Exercise brief: What birth name does the biographical note on Stevie Smith below give for her?

Passage shown:
****************
Stevie Smith
Born Florence Margaret Smith in Hull, Yorkshire in 1902, Stevie Smith moved with her family to the North London suburbs when three, then lived in the same house the rest of her life. She graduated from the North London Collegiate School and went on to work as a secretary. She published several collections of short prose and letters as well as nearly a dozen volumes of verse. Although the nursery-rhyme-like cadences of her poems and the whimsical drawings with which she illustrated them suggest a child’s innocence, Stevie Smith was a sophisticated poet, whose work was much concerned with suffering and mortality. Her macabre sense of humor can shock, as in her most famous poem, “Not Waving But Drowning.”
****************
Data lines:
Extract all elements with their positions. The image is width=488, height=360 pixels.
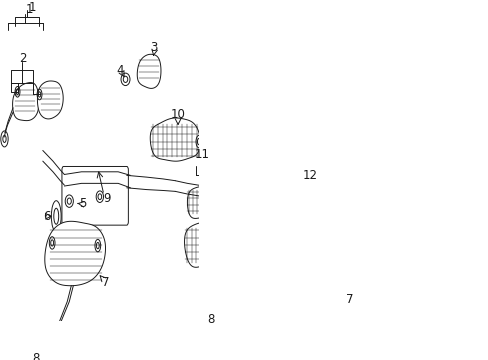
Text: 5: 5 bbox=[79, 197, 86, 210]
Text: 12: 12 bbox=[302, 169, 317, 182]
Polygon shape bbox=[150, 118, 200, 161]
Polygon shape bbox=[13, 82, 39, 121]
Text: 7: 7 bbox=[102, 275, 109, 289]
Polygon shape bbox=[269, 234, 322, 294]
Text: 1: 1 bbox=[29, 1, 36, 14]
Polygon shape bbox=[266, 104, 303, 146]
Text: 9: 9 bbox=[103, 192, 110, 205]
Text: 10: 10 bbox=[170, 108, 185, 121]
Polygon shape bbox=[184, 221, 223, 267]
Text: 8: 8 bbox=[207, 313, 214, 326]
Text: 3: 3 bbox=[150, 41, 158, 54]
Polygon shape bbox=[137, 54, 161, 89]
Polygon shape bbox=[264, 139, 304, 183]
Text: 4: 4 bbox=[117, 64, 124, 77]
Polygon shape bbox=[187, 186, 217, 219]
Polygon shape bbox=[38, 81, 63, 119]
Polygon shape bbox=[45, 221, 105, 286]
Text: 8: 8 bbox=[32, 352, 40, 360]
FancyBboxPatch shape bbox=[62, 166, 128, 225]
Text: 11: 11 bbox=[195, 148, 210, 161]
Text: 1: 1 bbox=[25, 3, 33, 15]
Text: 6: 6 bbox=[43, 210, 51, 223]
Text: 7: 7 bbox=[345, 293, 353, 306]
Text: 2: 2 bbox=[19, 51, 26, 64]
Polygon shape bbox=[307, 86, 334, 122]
****************
Answer for this exercise: Florence Margaret Smith